§ **BRIEF**: Below you will find a set of lines. Repeat them all exactly.

§ **ITEMS**:
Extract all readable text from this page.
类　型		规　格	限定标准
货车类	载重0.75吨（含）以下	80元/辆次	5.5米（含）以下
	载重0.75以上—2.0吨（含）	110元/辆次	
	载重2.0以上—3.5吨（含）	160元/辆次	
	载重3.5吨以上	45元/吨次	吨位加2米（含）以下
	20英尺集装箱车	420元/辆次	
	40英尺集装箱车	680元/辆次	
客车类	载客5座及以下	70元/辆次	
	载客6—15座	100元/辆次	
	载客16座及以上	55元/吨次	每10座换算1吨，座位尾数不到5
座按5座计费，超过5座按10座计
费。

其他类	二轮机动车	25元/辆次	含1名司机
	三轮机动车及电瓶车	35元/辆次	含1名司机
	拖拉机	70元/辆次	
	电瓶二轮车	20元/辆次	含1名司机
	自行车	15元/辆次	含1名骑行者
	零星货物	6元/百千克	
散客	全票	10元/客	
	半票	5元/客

§ **EXERCISE ANSWER**:
Extract all readable text from this page.
类　型		规　格	限定标准
货车类	载重0.75吨（含）以下	80元/辆次	5.5米（含）以下
	载重0.75以上—2.0吨（含）	110元/辆次	
	载重2.0以上—3.5吨（含）	160元/辆次	
	载重3.5吨以上	45元/吨次	吨位加2米（含）以下
	20英尺集装箱车	420元/辆次	
	40英尺集装箱车	680元/辆次	
客车类	载客5座及以下	70元/辆次	
	载客6—15座	100元/辆次	
	载客16座及以上	55元/吨次	每10座换算1吨，座位尾数不到5
座按5座计费，超过5座按10座计
费。

其他类	二轮机动车	25元/辆次	含1名司机
	三轮机动车及电瓶车	35元/辆次	含1名司机
	拖拉机	70元/辆次	
	电瓶二轮车	20元/辆次	含1名司机
	自行车	15元/辆次	含1名骑行者
	零星货物	6元/百千克	
散客	全票	10元/客	
	半票	5元/客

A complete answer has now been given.